Examine the material below. Gather every line in which the string "filters" appears.

════════════════════

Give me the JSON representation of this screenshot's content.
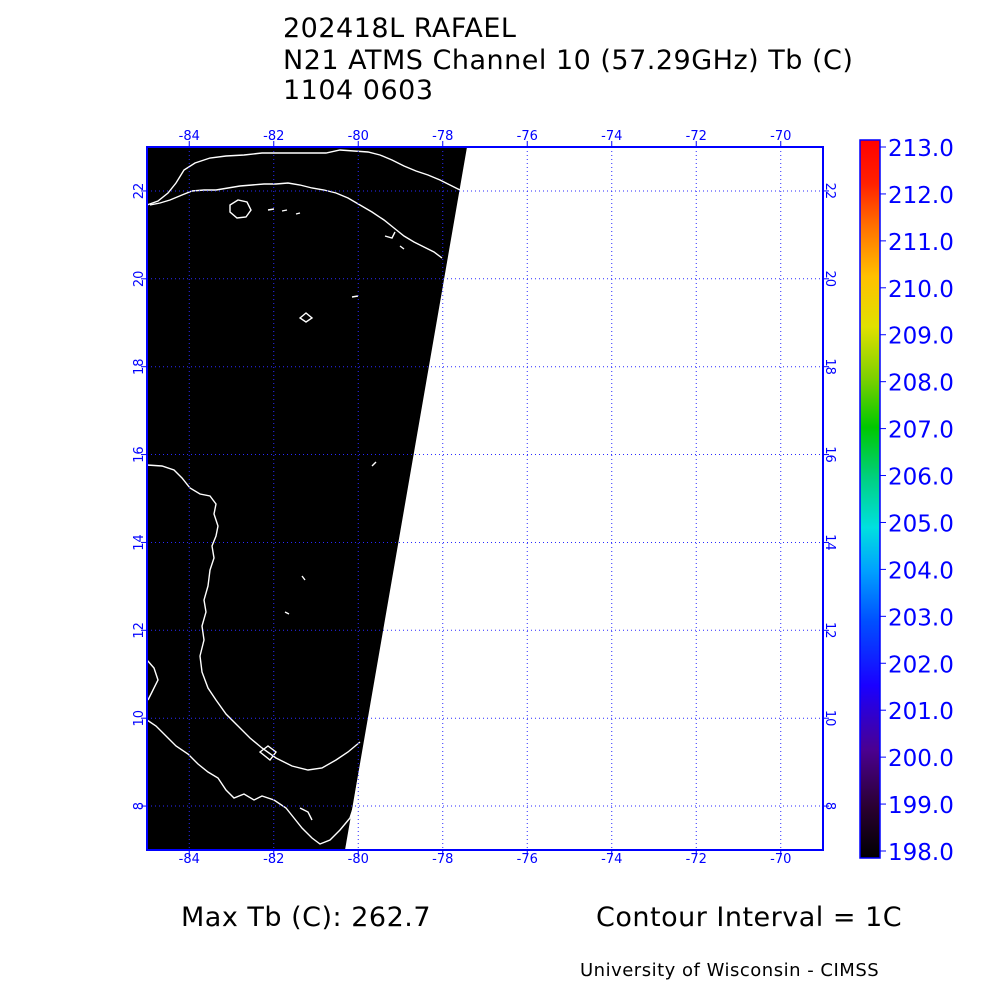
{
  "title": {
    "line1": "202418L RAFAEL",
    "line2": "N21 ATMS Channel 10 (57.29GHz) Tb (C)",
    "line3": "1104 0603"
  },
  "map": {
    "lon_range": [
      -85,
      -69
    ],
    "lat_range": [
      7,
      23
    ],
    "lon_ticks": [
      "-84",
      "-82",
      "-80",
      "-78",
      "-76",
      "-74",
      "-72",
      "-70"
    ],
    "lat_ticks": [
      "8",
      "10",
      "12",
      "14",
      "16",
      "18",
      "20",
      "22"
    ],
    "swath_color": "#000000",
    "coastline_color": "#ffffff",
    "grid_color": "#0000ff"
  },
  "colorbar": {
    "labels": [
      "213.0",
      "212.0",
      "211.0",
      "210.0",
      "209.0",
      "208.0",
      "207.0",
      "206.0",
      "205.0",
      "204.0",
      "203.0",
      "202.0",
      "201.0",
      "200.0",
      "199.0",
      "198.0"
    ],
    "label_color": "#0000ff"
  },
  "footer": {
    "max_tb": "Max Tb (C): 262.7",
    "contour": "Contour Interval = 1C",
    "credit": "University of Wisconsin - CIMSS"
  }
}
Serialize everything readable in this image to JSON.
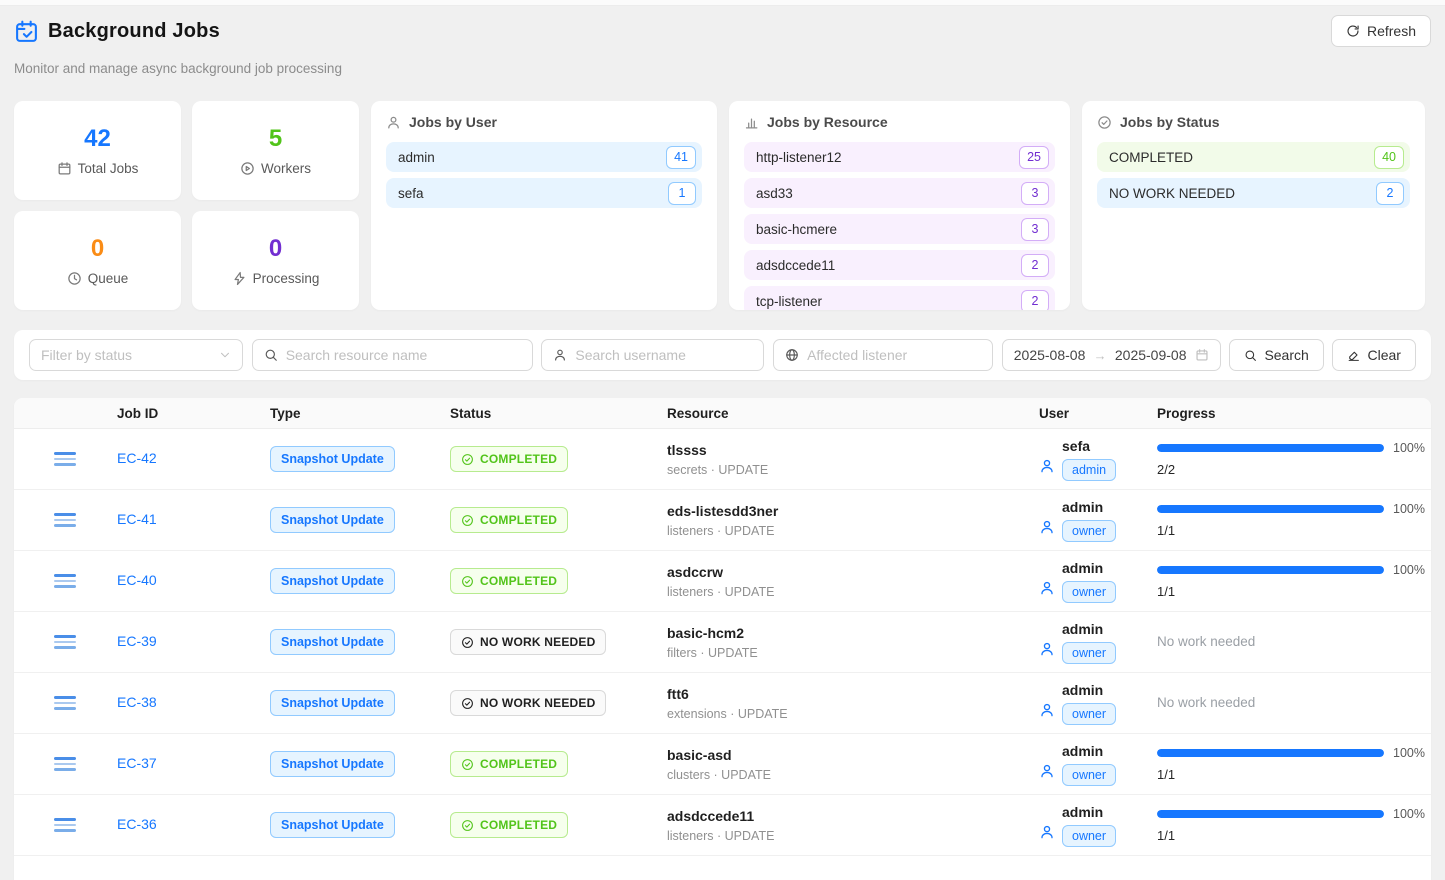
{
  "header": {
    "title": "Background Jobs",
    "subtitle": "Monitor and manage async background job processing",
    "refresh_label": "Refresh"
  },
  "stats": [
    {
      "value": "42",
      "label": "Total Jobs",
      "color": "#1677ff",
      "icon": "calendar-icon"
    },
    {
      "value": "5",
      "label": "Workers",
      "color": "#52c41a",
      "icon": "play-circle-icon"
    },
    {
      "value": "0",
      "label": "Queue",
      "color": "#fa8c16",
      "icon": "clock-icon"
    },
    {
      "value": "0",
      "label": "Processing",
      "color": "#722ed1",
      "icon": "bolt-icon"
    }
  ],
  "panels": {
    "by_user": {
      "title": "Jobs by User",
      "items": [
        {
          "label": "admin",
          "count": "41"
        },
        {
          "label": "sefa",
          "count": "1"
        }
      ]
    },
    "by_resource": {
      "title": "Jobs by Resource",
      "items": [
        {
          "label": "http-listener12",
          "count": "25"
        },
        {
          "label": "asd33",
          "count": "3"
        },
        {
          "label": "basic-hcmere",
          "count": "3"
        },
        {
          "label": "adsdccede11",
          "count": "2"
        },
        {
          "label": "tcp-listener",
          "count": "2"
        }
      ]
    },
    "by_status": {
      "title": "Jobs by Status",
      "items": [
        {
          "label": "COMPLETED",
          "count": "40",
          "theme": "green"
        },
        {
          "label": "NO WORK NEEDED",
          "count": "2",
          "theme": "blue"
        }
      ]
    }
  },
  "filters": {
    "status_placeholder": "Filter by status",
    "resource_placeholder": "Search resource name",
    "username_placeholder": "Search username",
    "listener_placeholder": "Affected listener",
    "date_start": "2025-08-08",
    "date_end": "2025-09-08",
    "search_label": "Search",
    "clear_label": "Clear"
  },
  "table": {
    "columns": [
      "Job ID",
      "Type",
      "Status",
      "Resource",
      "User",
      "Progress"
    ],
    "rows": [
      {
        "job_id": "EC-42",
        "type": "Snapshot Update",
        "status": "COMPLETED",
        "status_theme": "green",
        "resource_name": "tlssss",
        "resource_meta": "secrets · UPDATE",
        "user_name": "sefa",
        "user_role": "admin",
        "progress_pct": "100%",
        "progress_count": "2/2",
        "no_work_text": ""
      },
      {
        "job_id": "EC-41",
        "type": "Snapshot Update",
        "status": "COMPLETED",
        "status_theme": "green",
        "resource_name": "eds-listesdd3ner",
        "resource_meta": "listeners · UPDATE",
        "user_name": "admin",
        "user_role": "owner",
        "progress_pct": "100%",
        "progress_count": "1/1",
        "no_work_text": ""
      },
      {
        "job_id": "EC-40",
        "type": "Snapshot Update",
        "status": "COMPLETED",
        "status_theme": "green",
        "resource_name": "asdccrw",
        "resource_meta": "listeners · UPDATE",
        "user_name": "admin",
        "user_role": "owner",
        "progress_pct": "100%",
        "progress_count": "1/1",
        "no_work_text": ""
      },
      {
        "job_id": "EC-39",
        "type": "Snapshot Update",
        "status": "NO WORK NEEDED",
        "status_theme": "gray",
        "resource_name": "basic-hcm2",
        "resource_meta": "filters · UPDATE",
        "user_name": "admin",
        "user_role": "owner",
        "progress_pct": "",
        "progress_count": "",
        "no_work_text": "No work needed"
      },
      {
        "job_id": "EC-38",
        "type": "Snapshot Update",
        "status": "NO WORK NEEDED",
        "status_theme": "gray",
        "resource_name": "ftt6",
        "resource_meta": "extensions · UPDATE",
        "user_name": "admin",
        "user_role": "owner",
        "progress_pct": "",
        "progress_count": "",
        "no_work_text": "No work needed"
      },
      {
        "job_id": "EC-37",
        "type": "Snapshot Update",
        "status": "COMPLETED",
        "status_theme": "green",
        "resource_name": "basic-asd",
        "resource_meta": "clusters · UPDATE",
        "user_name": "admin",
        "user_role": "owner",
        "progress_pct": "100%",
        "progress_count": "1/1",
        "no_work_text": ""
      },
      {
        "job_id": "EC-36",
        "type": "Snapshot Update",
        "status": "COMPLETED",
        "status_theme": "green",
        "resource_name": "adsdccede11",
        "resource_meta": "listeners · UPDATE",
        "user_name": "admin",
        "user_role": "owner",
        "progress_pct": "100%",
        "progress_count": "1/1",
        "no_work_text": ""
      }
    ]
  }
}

════════════════════

* **Right answer**
  "filters": {
        "resource_meta": "filters · UPDATE",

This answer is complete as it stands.